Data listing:

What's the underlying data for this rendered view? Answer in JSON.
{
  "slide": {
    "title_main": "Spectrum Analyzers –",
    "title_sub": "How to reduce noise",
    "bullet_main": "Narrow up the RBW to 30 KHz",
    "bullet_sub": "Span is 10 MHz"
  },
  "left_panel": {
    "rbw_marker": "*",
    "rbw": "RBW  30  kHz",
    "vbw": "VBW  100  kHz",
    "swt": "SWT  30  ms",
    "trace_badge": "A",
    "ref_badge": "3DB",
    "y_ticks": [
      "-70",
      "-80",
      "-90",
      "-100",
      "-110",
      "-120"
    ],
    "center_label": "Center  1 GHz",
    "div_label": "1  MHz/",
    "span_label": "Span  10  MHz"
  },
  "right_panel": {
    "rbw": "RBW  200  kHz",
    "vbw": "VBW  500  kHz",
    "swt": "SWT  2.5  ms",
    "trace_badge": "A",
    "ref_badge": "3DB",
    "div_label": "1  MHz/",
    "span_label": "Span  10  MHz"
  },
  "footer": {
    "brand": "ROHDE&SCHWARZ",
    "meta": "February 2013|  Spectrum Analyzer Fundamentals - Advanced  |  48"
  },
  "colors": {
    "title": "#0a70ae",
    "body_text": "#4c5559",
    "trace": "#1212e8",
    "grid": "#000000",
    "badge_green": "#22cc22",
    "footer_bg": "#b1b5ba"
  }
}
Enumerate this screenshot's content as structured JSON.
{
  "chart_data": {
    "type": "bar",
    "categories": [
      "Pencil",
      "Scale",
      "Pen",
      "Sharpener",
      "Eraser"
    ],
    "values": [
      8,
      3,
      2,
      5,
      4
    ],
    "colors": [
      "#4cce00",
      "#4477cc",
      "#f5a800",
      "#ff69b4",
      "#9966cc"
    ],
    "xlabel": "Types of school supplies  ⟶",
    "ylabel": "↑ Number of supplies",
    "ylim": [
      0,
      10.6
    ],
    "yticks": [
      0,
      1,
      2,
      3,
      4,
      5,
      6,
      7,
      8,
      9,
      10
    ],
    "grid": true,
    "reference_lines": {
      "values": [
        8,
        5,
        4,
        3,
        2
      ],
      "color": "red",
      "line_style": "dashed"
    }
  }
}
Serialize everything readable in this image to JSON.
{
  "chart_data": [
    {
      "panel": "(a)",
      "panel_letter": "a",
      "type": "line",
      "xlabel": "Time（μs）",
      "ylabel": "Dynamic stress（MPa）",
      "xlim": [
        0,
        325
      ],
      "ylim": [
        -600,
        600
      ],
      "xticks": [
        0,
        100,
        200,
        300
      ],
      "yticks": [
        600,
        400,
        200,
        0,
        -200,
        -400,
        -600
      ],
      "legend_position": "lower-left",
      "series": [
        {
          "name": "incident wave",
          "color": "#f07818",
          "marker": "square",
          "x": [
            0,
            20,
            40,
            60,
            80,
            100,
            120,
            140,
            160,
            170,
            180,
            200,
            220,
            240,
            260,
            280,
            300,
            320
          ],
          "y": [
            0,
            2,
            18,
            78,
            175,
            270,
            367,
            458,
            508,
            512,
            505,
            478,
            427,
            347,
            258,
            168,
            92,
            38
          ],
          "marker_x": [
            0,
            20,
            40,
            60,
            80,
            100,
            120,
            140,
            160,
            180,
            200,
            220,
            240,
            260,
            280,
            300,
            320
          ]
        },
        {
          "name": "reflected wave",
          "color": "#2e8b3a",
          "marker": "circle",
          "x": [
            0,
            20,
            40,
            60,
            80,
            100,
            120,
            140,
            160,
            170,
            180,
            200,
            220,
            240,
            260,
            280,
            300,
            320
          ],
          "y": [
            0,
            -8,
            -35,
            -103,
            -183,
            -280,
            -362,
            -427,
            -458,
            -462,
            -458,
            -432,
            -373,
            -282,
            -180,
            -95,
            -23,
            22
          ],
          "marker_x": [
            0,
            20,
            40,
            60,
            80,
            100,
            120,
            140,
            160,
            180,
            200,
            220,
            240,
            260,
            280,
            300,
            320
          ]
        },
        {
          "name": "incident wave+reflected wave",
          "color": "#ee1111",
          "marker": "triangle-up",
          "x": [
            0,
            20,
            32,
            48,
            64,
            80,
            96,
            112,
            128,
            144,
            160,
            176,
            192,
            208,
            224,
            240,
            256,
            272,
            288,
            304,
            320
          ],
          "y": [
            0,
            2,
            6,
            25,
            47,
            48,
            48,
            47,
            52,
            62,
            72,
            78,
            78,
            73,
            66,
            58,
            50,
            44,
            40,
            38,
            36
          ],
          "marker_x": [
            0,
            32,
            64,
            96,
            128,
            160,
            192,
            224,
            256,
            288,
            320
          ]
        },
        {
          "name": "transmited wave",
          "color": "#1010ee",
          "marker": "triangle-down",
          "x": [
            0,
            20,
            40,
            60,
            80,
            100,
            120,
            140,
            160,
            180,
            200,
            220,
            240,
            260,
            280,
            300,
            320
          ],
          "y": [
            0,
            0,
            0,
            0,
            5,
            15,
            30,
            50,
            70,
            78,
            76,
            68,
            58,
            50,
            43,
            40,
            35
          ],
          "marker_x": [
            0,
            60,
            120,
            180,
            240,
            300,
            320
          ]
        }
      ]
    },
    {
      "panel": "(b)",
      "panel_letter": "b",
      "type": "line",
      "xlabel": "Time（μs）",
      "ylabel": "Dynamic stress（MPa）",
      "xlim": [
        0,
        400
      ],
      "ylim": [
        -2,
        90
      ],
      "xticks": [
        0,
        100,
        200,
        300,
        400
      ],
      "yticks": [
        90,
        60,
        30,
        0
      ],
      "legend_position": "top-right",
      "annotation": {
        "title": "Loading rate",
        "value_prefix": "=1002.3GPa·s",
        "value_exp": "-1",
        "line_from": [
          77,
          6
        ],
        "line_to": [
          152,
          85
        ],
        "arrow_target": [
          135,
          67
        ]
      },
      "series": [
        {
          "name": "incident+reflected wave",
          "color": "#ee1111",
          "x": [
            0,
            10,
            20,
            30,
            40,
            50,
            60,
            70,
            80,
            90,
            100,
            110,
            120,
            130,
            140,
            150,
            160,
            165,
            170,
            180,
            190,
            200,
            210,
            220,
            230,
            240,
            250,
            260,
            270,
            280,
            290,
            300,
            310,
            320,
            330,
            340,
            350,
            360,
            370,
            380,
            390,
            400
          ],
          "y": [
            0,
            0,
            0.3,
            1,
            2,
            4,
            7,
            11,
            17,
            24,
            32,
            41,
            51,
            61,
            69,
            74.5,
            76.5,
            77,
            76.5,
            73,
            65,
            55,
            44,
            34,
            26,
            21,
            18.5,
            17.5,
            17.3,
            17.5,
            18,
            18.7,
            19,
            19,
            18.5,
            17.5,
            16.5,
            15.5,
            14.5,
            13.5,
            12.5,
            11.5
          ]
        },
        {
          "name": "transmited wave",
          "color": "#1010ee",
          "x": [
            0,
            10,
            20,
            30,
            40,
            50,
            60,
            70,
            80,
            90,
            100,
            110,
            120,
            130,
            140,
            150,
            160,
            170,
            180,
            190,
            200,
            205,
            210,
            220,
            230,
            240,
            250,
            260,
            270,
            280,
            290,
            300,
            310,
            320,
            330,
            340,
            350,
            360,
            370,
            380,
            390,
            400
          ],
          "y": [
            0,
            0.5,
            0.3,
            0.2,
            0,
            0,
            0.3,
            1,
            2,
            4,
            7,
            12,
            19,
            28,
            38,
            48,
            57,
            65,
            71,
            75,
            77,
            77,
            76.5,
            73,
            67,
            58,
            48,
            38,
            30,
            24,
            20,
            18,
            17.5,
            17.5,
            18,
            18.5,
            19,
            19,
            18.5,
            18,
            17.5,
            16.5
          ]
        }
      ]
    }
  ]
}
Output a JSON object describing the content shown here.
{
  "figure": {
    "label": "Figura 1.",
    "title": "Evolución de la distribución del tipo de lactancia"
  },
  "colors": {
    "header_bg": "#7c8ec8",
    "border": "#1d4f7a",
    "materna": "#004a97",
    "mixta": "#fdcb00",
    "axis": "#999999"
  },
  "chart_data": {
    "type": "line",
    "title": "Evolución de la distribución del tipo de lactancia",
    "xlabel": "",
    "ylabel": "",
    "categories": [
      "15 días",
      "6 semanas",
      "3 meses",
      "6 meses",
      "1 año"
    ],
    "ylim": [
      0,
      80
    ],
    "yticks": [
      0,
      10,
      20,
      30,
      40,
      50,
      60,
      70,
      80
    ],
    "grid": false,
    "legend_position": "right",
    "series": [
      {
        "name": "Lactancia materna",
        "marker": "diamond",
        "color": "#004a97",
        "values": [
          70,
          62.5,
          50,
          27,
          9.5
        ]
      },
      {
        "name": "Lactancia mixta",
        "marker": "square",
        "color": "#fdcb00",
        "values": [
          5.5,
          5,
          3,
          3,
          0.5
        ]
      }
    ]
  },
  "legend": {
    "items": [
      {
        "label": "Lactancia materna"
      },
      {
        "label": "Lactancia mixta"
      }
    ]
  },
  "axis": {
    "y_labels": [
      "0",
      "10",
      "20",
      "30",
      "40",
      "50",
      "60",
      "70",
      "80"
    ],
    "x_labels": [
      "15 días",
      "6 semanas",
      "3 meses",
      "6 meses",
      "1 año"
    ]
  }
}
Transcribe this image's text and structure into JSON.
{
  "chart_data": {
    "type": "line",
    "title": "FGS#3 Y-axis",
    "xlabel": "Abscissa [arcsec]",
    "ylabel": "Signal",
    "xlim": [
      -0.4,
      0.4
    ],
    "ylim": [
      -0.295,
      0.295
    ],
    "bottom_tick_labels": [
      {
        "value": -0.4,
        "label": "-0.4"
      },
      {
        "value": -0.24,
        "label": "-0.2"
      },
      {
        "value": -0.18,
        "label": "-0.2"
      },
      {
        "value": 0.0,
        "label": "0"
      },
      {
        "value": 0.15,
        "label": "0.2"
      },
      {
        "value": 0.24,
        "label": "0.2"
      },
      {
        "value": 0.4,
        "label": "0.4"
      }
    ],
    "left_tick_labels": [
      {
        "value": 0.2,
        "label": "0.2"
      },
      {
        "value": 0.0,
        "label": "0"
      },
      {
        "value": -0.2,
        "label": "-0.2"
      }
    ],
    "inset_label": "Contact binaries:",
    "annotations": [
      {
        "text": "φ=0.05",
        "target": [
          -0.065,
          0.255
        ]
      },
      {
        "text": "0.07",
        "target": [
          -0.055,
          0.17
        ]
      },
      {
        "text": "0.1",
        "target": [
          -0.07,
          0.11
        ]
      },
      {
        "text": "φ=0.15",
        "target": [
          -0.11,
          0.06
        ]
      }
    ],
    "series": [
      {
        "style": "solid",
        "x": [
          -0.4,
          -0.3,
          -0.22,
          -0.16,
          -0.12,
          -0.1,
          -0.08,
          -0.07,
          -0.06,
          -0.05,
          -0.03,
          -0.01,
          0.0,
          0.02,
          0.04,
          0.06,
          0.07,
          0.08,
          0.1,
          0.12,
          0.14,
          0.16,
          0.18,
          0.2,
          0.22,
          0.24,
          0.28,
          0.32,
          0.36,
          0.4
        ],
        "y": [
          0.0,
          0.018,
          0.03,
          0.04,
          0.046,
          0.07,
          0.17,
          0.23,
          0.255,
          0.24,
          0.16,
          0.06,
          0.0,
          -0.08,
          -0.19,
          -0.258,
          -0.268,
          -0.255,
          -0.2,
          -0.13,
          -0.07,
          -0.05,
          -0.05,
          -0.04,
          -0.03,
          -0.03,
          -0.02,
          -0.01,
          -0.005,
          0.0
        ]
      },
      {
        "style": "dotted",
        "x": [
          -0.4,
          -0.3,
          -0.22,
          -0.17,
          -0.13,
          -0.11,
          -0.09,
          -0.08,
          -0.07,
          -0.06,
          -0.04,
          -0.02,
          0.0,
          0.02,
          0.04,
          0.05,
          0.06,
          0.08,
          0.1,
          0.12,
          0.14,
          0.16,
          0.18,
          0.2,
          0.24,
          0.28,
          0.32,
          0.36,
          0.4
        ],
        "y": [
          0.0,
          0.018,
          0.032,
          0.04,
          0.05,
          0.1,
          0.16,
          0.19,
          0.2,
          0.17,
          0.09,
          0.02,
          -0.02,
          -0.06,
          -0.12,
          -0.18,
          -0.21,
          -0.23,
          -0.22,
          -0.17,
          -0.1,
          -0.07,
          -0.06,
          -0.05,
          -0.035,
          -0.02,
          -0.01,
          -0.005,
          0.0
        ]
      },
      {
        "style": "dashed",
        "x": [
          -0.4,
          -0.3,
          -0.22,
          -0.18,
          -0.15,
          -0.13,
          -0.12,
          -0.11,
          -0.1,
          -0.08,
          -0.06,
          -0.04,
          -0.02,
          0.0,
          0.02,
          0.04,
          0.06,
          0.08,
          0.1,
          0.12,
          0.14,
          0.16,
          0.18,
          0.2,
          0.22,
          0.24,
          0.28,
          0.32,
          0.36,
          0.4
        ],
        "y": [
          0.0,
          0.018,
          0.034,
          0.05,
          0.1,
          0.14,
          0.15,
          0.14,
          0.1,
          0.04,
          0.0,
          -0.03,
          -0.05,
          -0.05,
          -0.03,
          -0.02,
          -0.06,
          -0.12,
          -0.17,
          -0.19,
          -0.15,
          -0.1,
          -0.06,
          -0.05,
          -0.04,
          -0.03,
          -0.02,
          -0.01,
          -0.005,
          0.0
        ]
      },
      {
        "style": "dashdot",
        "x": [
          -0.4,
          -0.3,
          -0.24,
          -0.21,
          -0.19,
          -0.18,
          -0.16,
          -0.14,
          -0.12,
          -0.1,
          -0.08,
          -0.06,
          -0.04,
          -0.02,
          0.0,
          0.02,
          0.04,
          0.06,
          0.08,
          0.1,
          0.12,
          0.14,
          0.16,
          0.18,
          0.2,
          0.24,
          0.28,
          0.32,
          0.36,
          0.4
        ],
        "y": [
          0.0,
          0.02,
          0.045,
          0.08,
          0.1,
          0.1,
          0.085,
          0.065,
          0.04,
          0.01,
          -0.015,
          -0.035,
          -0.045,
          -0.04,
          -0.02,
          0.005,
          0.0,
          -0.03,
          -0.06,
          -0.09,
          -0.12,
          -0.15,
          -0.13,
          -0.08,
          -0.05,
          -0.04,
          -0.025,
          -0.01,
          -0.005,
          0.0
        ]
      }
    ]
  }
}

• **Exercise goal**: Among the entries above, how many lines include the word "this"? Give the number with no comment.

• **Full solution**: 4